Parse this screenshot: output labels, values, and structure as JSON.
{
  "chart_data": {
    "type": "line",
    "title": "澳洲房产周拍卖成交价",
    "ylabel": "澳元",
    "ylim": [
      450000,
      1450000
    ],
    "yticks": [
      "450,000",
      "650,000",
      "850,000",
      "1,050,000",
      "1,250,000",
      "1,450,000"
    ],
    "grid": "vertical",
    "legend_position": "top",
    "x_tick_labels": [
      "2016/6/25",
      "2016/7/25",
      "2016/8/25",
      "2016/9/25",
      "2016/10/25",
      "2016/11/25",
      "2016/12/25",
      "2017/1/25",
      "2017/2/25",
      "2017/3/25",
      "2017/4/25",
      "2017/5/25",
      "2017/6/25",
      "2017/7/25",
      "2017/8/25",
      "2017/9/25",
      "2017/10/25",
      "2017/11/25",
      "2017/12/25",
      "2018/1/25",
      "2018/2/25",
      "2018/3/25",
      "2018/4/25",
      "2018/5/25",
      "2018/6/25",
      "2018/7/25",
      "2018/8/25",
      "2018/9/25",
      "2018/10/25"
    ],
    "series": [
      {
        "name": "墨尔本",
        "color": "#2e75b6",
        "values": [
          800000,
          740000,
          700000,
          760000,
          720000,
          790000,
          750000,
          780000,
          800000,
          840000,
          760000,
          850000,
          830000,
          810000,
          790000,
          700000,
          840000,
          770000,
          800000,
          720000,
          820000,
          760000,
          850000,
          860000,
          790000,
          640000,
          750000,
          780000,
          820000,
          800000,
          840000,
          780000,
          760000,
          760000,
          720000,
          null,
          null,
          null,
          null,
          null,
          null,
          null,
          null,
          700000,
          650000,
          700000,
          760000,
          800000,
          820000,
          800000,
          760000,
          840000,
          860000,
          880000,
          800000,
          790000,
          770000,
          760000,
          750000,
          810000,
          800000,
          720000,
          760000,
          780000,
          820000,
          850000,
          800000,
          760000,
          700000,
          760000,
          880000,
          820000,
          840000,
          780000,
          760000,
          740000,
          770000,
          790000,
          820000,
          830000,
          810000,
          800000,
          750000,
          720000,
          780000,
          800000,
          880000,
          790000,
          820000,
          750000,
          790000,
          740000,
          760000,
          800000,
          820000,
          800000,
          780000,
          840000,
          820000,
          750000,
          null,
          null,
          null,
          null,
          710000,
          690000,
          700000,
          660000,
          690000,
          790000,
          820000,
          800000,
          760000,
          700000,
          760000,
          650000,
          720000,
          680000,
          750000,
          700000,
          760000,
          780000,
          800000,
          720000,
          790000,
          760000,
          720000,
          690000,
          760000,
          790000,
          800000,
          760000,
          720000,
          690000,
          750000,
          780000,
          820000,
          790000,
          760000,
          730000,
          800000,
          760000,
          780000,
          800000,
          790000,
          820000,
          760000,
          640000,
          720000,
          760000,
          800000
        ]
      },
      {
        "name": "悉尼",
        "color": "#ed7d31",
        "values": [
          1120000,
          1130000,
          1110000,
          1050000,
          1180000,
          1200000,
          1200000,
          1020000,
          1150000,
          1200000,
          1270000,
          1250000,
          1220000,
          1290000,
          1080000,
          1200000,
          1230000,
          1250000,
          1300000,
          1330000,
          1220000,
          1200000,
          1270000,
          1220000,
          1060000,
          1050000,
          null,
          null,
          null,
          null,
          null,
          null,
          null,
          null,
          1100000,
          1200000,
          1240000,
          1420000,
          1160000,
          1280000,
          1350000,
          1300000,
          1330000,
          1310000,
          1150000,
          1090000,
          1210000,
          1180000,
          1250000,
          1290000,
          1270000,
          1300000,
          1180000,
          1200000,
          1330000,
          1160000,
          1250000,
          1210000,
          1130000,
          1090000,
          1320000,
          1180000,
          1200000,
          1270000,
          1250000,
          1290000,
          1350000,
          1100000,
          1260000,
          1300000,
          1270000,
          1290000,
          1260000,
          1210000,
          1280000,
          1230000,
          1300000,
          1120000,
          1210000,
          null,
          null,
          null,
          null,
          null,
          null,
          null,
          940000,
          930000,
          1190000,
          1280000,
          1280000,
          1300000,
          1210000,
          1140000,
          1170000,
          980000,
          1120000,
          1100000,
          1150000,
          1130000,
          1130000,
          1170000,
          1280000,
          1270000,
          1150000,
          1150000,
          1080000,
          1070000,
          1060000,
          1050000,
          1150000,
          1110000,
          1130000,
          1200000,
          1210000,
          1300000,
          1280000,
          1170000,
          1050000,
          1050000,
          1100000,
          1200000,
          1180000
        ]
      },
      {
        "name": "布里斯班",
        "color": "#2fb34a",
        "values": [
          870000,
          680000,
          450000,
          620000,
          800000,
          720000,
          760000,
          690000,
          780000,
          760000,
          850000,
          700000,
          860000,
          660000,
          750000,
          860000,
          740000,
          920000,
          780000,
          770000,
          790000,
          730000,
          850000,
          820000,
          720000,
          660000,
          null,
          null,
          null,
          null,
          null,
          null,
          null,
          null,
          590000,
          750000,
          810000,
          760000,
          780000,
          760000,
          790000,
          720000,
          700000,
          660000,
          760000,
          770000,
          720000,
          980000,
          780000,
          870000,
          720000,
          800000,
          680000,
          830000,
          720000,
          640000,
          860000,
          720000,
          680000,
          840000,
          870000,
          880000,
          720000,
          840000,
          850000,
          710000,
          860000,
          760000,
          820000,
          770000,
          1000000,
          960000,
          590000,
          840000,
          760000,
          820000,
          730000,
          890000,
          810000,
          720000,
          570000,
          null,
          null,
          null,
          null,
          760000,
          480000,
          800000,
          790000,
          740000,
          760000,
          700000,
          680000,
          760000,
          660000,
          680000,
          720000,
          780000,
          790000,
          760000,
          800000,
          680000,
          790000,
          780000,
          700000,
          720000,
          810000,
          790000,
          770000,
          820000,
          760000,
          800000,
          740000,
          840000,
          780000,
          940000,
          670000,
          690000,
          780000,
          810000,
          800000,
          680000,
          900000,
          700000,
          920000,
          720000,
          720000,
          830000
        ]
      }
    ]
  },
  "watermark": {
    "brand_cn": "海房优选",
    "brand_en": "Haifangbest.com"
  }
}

---*---

● Written request: Send back each record exactly as it stands.

● Task solution:
Parse this screenshot: output labels, values, and structure as JSON.
{
  "chart_data": {
    "type": "line",
    "title": "澳洲房产周拍卖成交价",
    "ylabel": "澳元",
    "ylim": [
      450000,
      1450000
    ],
    "yticks": [
      "450,000",
      "650,000",
      "850,000",
      "1,050,000",
      "1,250,000",
      "1,450,000"
    ],
    "grid": "vertical",
    "legend_position": "top",
    "x_tick_labels": [
      "2016/6/25",
      "2016/7/25",
      "2016/8/25",
      "2016/9/25",
      "2016/10/25",
      "2016/11/25",
      "2016/12/25",
      "2017/1/25",
      "2017/2/25",
      "2017/3/25",
      "2017/4/25",
      "2017/5/25",
      "2017/6/25",
      "2017/7/25",
      "2017/8/25",
      "2017/9/25",
      "2017/10/25",
      "2017/11/25",
      "2017/12/25",
      "2018/1/25",
      "2018/2/25",
      "2018/3/25",
      "2018/4/25",
      "2018/5/25",
      "2018/6/25",
      "2018/7/25",
      "2018/8/25",
      "2018/9/25",
      "2018/10/25"
    ],
    "series": [
      {
        "name": "墨尔本",
        "color": "#2e75b6",
        "values": [
          800000,
          740000,
          700000,
          760000,
          720000,
          790000,
          750000,
          780000,
          800000,
          840000,
          760000,
          850000,
          830000,
          810000,
          790000,
          700000,
          840000,
          770000,
          800000,
          720000,
          820000,
          760000,
          850000,
          860000,
          790000,
          640000,
          750000,
          780000,
          820000,
          800000,
          840000,
          780000,
          760000,
          760000,
          720000,
          null,
          null,
          null,
          null,
          null,
          null,
          null,
          null,
          700000,
          650000,
          700000,
          760000,
          800000,
          820000,
          800000,
          760000,
          840000,
          860000,
          880000,
          800000,
          790000,
          770000,
          760000,
          750000,
          810000,
          800000,
          720000,
          760000,
          780000,
          820000,
          850000,
          800000,
          760000,
          700000,
          760000,
          880000,
          820000,
          840000,
          780000,
          760000,
          740000,
          770000,
          790000,
          820000,
          830000,
          810000,
          800000,
          750000,
          720000,
          780000,
          800000,
          880000,
          790000,
          820000,
          750000,
          790000,
          740000,
          760000,
          800000,
          820000,
          800000,
          780000,
          840000,
          820000,
          750000,
          null,
          null,
          null,
          null,
          710000,
          690000,
          700000,
          660000,
          690000,
          790000,
          820000,
          800000,
          760000,
          700000,
          760000,
          650000,
          720000,
          680000,
          750000,
          700000,
          760000,
          780000,
          800000,
          720000,
          790000,
          760000,
          720000,
          690000,
          760000,
          790000,
          800000,
          760000,
          720000,
          690000,
          750000,
          780000,
          820000,
          790000,
          760000,
          730000,
          800000,
          760000,
          780000,
          800000,
          790000,
          820000,
          760000,
          640000,
          720000,
          760000,
          800000
        ]
      },
      {
        "name": "悉尼",
        "color": "#ed7d31",
        "values": [
          1120000,
          1130000,
          1110000,
          1050000,
          1180000,
          1200000,
          1200000,
          1020000,
          1150000,
          1200000,
          1270000,
          1250000,
          1220000,
          1290000,
          1080000,
          1200000,
          1230000,
          1250000,
          1300000,
          1330000,
          1220000,
          1200000,
          1270000,
          1220000,
          1060000,
          1050000,
          null,
          null,
          null,
          null,
          null,
          null,
          null,
          null,
          1100000,
          1200000,
          1240000,
          1420000,
          1160000,
          1280000,
          1350000,
          1300000,
          1330000,
          1310000,
          1150000,
          1090000,
          1210000,
          1180000,
          1250000,
          1290000,
          1270000,
          1300000,
          1180000,
          1200000,
          1330000,
          1160000,
          1250000,
          1210000,
          1130000,
          1090000,
          1320000,
          1180000,
          1200000,
          1270000,
          1250000,
          1290000,
          1350000,
          1100000,
          1260000,
          1300000,
          1270000,
          1290000,
          1260000,
          1210000,
          1280000,
          1230000,
          1300000,
          1120000,
          1210000,
          null,
          null,
          null,
          null,
          null,
          null,
          null,
          940000,
          930000,
          1190000,
          1280000,
          1280000,
          1300000,
          1210000,
          1140000,
          1170000,
          980000,
          1120000,
          1100000,
          1150000,
          1130000,
          1130000,
          1170000,
          1280000,
          1270000,
          1150000,
          1150000,
          1080000,
          1070000,
          1060000,
          1050000,
          1150000,
          1110000,
          1130000,
          1200000,
          1210000,
          1300000,
          1280000,
          1170000,
          1050000,
          1050000,
          1100000,
          1200000,
          1180000
        ]
      },
      {
        "name": "布里斯班",
        "color": "#2fb34a",
        "values": [
          870000,
          680000,
          450000,
          620000,
          800000,
          720000,
          760000,
          690000,
          780000,
          760000,
          850000,
          700000,
          860000,
          660000,
          750000,
          860000,
          740000,
          920000,
          780000,
          770000,
          790000,
          730000,
          850000,
          820000,
          720000,
          660000,
          null,
          null,
          null,
          null,
          null,
          null,
          null,
          null,
          590000,
          750000,
          810000,
          760000,
          780000,
          760000,
          790000,
          720000,
          700000,
          660000,
          760000,
          770000,
          720000,
          980000,
          780000,
          870000,
          720000,
          800000,
          680000,
          830000,
          720000,
          640000,
          860000,
          720000,
          680000,
          840000,
          870000,
          880000,
          720000,
          840000,
          850000,
          710000,
          860000,
          760000,
          820000,
          770000,
          1000000,
          960000,
          590000,
          840000,
          760000,
          820000,
          730000,
          890000,
          810000,
          720000,
          570000,
          null,
          null,
          null,
          null,
          760000,
          480000,
          800000,
          790000,
          740000,
          760000,
          700000,
          680000,
          760000,
          660000,
          680000,
          720000,
          780000,
          790000,
          760000,
          800000,
          680000,
          790000,
          780000,
          700000,
          720000,
          810000,
          790000,
          770000,
          820000,
          760000,
          800000,
          740000,
          840000,
          780000,
          940000,
          670000,
          690000,
          780000,
          810000,
          800000,
          680000,
          900000,
          700000,
          920000,
          720000,
          720000,
          830000
        ]
      }
    ]
  },
  "watermark": {
    "brand_cn": "海房优选",
    "brand_en": "Haifangbest.com"
  }
}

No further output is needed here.